* Problem *
Look below. Copy each line that has "金融衍生品研究中心" in it.

--- Begin Data shown ---

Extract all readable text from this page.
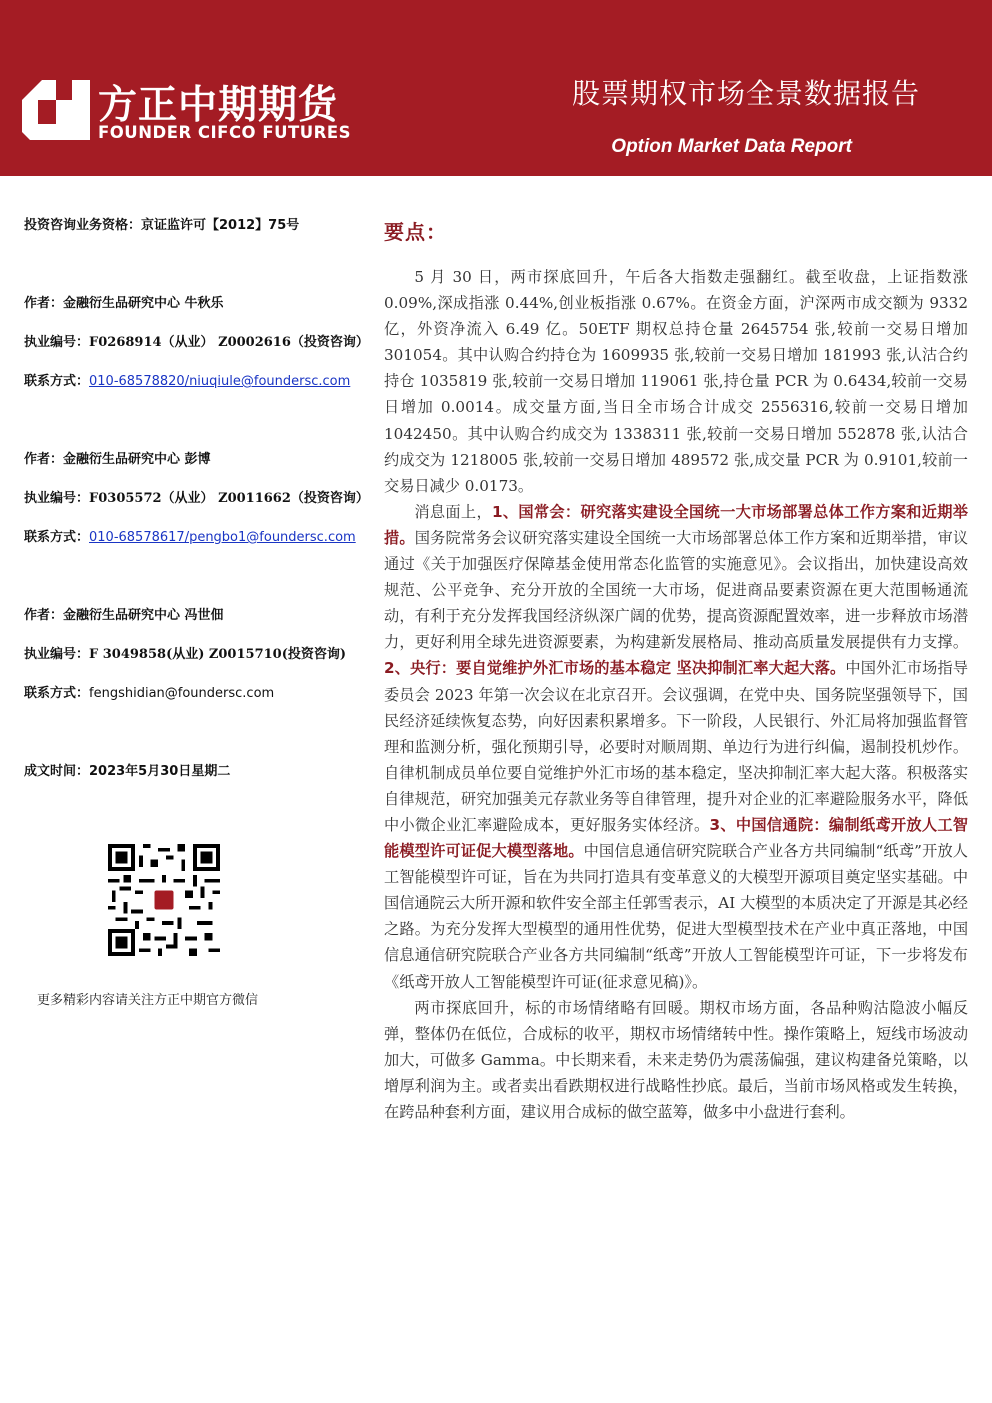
方正中期期货
FOUNDER CIFCO FUTURES
股票期权市场全景数据报告
Option Market Data Report
投资咨询业务资格：京证监许可【2012】75号
作者：金融衍生品研究中心 牛秋乐
执业编号：F0268914（从业） Z0002616（投资咨询）
联系方式：010-68578820/niuqiule@foundersc.com
作者：金融衍生品研究中心 彭博
执业编号：F0305572（从业） Z0011662（投资咨询）
联系方式：010-68578617/pengbo1@foundersc.com
作者：金融衍生品研究中心 冯世佃
执业编号：F 3049858(从业) Z0015710(投资咨询)
联系方式：fengshidian@foundersc.com
成文时间：2023年5月30日星期二
更多精彩内容请关注方正中期官方微信
要点：

5 月 30 日，两市探底回升，午后各大指数走强翻红。截至收盘，上证指数涨 0.09%,深成指涨 0.44%,创业板指涨 0.67%。在资金方面，沪深两市成交额为 9332 亿，外资净流入 6.49 亿。50ETF 期权总持仓量 2645754 张,较前一交易日增加 301054。其中认购合约持仓为 1609935 张,较前一交易日增加 181993 张,认沽合约持仓 1035819 张,较前一交易日增加 119061 张,持仓量 PCR 为 0.6434,较前一交易日增加 0.0014。成交量方面,当日全市场合计成交 2556316,较前一交易日增加 1042450。其中认购合约成交为 1338311 张,较前一交易日增加 552878 张,认沽合约成交为 1218005 张,较前一交易日增加 489572 张,成交量 PCR 为 0.9101,较前一交易日减少 0.0173。

消息面上，1、国常会：研究落实建设全国统一大市场部署总体工作方案和近期举措。国务院常务会议研究落实建设全国统一大市场部署总体工作方案和近期举措，审议通过《关于加强医疗保障基金使用常态化监管的实施意见》。会议指出，加快建设高效规范、公平竞争、充分开放的全国统一大市场，促进商品要素资源在更大范围畅通流动，有利于充分发挥我国经济纵深广阔的优势，提高资源配置效率，进一步释放市场潜力，更好利用全球先进资源要素，为构建新发展格局、推动高质量发展提供有力支撑。2、央行：要自觉维护外汇市场的基本稳定 坚决抑制汇率大起大落。中国外汇市场指导委员会 2023 年第一次会议在北京召开。会议强调，在党中央、国务院坚强领导下，国民经济延续恢复态势，向好因素积累增多。下一阶段，人民银行、外汇局将加强监督管理和监测分析，强化预期引导，必要时对顺周期、单边行为进行纠偏，遏制投机炒作。自律机制成员单位要自觉维护外汇市场的基本稳定，坚决抑制汇率大起大落。积极落实自律规范，研究加强美元存款业务等自律管理，提升对企业的汇率避险服务水平，降低中小微企业汇率避险成本，更好服务实体经济。3、中国信通院：编制纸鸢开放人工智能模型许可证促大模型落地。中国信息通信研究院联合产业各方共同编制“纸鸢”开放人工智能模型许可证，旨在为共同打造具有变革意义的大模型开源项目奠定坚实基础。中国信通院云大所开源和软件安全部主任郭雪表示，AI 大模型的本质决定了开源是其必经之路。为充分发挥大型模型的通用性优势，促进大型模型技术在产业中真正落地，中国信息通信研究院联合产业各方共同编制“纸鸢”开放人工智能模型许可证，下一步将发布《纸鸢开放人工智能模型许可证(征求意见稿)》。

两市探底回升，标的市场情绪略有回暖。期权市场方面，各品种购沽隐波小幅反弹，整体仍在低位，合成标的收平，期权市场情绪转中性。操作策略上，短线市场波动加大，可做多 Gamma。中长期来看，未来走势仍为震荡偏强，建议构建备兑策略，以增厚利润为主。或者卖出看跌期权进行战略性抄底。最后，当前市场风格或发生转换，在跨品种套利方面，建议用合成标的做空蓝筹，做多中小盘进行套利。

--- End Data shown ---

* Solution *
作者：金融衍生品研究中心 牛秋乐
作者：金融衍生品研究中心 彭博
作者：金融衍生品研究中心 冯世佃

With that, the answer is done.